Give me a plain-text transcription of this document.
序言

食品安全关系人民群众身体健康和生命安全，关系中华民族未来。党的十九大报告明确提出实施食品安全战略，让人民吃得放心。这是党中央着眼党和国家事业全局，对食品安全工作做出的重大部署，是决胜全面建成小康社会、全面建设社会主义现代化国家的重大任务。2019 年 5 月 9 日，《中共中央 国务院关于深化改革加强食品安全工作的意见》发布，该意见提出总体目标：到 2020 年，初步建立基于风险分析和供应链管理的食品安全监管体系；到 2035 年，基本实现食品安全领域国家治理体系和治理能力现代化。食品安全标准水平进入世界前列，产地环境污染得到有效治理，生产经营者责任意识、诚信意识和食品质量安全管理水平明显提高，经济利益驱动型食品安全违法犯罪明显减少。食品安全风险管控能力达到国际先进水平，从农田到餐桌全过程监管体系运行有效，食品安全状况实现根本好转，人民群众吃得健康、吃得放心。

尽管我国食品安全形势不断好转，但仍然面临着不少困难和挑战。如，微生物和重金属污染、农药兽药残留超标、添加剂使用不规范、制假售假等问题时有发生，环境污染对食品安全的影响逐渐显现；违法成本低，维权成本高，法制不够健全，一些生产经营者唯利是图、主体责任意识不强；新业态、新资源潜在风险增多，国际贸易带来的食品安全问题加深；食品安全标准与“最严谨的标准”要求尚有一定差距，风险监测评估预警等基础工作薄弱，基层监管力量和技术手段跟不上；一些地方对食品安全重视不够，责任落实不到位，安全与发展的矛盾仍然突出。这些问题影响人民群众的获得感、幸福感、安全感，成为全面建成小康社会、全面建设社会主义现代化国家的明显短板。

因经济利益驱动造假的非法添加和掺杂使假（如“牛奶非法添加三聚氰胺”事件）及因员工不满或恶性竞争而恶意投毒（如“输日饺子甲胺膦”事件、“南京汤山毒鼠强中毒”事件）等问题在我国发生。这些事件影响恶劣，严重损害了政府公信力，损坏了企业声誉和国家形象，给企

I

=====

### Exercise aim
Your task is to transcribe the material exactly.

### Problem solution
Give me a plain-text transcription of this document.
序言

食品安全关系人民群众身体健康和生命安全，关系中华民族未来。党的十九大报告明确提出实施食品安全战略，让人民吃得放心。这是党中央着眼党和国家事业全局，对食品安全工作做出的重大部署，是决胜全面建成小康社会、全面建设社会主义现代化国家的重大任务。2019 年 5 月 9 日，《中共中央 国务院关于深化改革加强食品安全工作的意见》发布，该意见提出总体目标：到 2020 年，初步建立基于风险分析和供应链管理的食品安全监管体系；到 2035 年，基本实现食品安全领域国家治理体系和治理能力现代化。食品安全标准水平进入世界前列，产地环境污染得到有效治理，生产经营者责任意识、诚信意识和食品质量安全管理水平明显提高，经济利益驱动型食品安全违法犯罪明显减少。食品安全风险管控能力达到国际先进水平，从农田到餐桌全过程监管体系运行有效，食品安全状况实现根本好转，人民群众吃得健康、吃得放心。

尽管我国食品安全形势不断好转，但仍然面临着不少困难和挑战。如，微生物和重金属污染、农药兽药残留超标、添加剂使用不规范、制假售假等问题时有发生，环境污染对食品安全的影响逐渐显现；违法成本低，维权成本高，法制不够健全，一些生产经营者唯利是图、主体责任意识不强；新业态、新资源潜在风险增多，国际贸易带来的食品安全问题加深；食品安全标准与“最严谨的标准”要求尚有一定差距，风险监测评估预警等基础工作薄弱，基层监管力量和技术手段跟不上；一些地方对食品安全重视不够，责任落实不到位，安全与发展的矛盾仍然突出。这些问题影响人民群众的获得感、幸福感、安全感，成为全面建成小康社会、全面建设社会主义现代化国家的明显短板。

因经济利益驱动造假的非法添加和掺杂使假（如“牛奶非法添加三聚氰胺”事件）及因员工不满或恶性竞争而恶意投毒（如“输日饺子甲胺膦”事件、“南京汤山毒鼠强中毒”事件）等问题在我国发生。这些事件影响恶劣，严重损害了政府公信力，损坏了企业声誉和国家形象，给企

I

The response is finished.